## Material to process
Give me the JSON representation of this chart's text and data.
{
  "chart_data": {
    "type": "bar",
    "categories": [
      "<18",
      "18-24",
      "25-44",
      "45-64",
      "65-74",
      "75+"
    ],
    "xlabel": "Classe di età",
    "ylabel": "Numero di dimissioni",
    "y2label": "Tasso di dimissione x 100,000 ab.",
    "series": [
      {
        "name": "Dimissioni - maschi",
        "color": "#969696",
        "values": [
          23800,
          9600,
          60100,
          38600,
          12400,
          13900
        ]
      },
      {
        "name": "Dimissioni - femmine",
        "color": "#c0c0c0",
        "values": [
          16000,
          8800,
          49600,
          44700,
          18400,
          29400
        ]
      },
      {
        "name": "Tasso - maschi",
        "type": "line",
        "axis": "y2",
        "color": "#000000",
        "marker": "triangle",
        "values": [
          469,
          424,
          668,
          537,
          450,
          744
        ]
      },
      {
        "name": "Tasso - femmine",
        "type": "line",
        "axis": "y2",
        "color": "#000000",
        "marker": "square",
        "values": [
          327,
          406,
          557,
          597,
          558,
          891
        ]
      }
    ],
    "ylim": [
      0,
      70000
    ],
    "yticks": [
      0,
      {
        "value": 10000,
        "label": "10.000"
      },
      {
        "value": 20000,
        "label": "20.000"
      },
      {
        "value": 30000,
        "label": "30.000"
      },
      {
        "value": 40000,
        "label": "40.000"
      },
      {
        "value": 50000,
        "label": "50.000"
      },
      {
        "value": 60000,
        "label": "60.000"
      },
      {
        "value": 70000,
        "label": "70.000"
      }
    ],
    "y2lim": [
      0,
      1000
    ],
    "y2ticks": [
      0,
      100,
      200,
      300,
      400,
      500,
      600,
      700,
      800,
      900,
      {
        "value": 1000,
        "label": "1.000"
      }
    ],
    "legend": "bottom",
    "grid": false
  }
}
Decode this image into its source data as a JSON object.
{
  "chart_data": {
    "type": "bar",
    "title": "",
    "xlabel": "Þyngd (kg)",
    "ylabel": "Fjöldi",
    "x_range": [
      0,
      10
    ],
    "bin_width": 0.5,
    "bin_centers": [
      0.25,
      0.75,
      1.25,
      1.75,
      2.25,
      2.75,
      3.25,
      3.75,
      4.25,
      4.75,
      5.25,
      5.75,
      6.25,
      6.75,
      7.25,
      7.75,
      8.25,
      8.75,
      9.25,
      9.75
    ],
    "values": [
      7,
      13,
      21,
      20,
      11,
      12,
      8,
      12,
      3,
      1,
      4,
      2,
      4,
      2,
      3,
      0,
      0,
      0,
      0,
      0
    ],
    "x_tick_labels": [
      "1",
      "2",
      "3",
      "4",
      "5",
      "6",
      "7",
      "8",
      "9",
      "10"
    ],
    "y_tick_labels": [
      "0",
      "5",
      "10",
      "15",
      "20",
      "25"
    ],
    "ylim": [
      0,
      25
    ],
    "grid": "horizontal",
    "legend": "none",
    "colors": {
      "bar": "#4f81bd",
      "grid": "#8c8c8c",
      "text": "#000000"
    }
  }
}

## Objective
Write out the complete set of records exactly as given.

## Output of the exercise
Give me the JSON representation of this chart's text and data.
{
  "chart_data": {
    "type": "bar",
    "categories": [
      "<18",
      "18-24",
      "25-44",
      "45-64",
      "65-74",
      "75+"
    ],
    "xlabel": "Classe di età",
    "ylabel": "Numero di dimissioni",
    "y2label": "Tasso di dimissione x 100,000 ab.",
    "series": [
      {
        "name": "Dimissioni - maschi",
        "color": "#969696",
        "values": [
          23800,
          9600,
          60100,
          38600,
          12400,
          13900
        ]
      },
      {
        "name": "Dimissioni - femmine",
        "color": "#c0c0c0",
        "values": [
          16000,
          8800,
          49600,
          44700,
          18400,
          29400
        ]
      },
      {
        "name": "Tasso - maschi",
        "type": "line",
        "axis": "y2",
        "color": "#000000",
        "marker": "triangle",
        "values": [
          469,
          424,
          668,
          537,
          450,
          744
        ]
      },
      {
        "name": "Tasso - femmine",
        "type": "line",
        "axis": "y2",
        "color": "#000000",
        "marker": "square",
        "values": [
          327,
          406,
          557,
          597,
          558,
          891
        ]
      }
    ],
    "ylim": [
      0,
      70000
    ],
    "yticks": [
      0,
      {
        "value": 10000,
        "label": "10.000"
      },
      {
        "value": 20000,
        "label": "20.000"
      },
      {
        "value": 30000,
        "label": "30.000"
      },
      {
        "value": 40000,
        "label": "40.000"
      },
      {
        "value": 50000,
        "label": "50.000"
      },
      {
        "value": 60000,
        "label": "60.000"
      },
      {
        "value": 70000,
        "label": "70.000"
      }
    ],
    "y2lim": [
      0,
      1000
    ],
    "y2ticks": [
      0,
      100,
      200,
      300,
      400,
      500,
      600,
      700,
      800,
      900,
      {
        "value": 1000,
        "label": "1.000"
      }
    ],
    "legend": "bottom",
    "grid": false
  }
}
Decode this image into its source data as a JSON object.
{
  "chart_data": {
    "type": "bar",
    "title": "",
    "xlabel": "Þyngd (kg)",
    "ylabel": "Fjöldi",
    "x_range": [
      0,
      10
    ],
    "bin_width": 0.5,
    "bin_centers": [
      0.25,
      0.75,
      1.25,
      1.75,
      2.25,
      2.75,
      3.25,
      3.75,
      4.25,
      4.75,
      5.25,
      5.75,
      6.25,
      6.75,
      7.25,
      7.75,
      8.25,
      8.75,
      9.25,
      9.75
    ],
    "values": [
      7,
      13,
      21,
      20,
      11,
      12,
      8,
      12,
      3,
      1,
      4,
      2,
      4,
      2,
      3,
      0,
      0,
      0,
      0,
      0
    ],
    "x_tick_labels": [
      "1",
      "2",
      "3",
      "4",
      "5",
      "6",
      "7",
      "8",
      "9",
      "10"
    ],
    "y_tick_labels": [
      "0",
      "5",
      "10",
      "15",
      "20",
      "25"
    ],
    "ylim": [
      0,
      25
    ],
    "grid": "horizontal",
    "legend": "none",
    "colors": {
      "bar": "#4f81bd",
      "grid": "#8c8c8c",
      "text": "#000000"
    }
  }
}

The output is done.